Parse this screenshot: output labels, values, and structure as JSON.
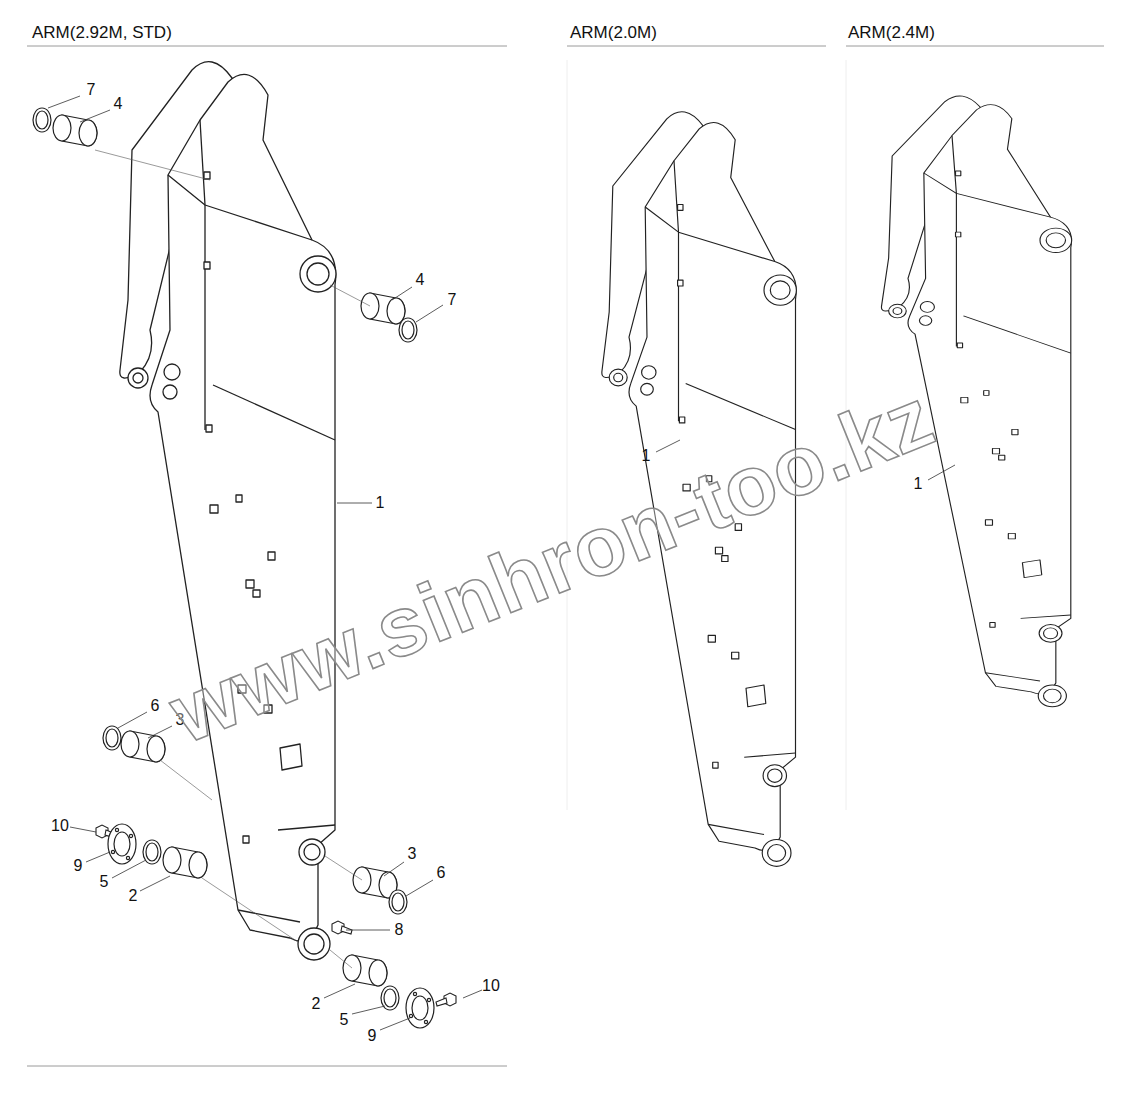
{
  "diagram": {
    "labels": [
      "ARM(2.92M, STD)",
      "ARM(2.0M)",
      "ARM(2.4M)",
      "7",
      "4",
      "4",
      "7",
      "1",
      "6",
      "3",
      "10",
      "9",
      "5",
      "2",
      "3",
      "6",
      "8",
      "2",
      "10",
      "5",
      "9",
      "1",
      "1",
      "www.sinhron-too.kz"
    ]
  }
}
┄┄┄┄┄┄
** STATED TASK **
Images must not appear in the copy; reproduce everything else in the records verbatim.

** WRITTEN RESPONSE **
Parse this screenshot: output labels, values, and structure as JSON.
{
  "diagram": {
    "labels": [
      "ARM(2.92M, STD)",
      "ARM(2.0M)",
      "ARM(2.4M)",
      "7",
      "4",
      "4",
      "7",
      "1",
      "6",
      "3",
      "10",
      "9",
      "5",
      "2",
      "3",
      "6",
      "8",
      "2",
      "10",
      "5",
      "9",
      "1",
      "1",
      "www.sinhron-too.kz"
    ]
  }
}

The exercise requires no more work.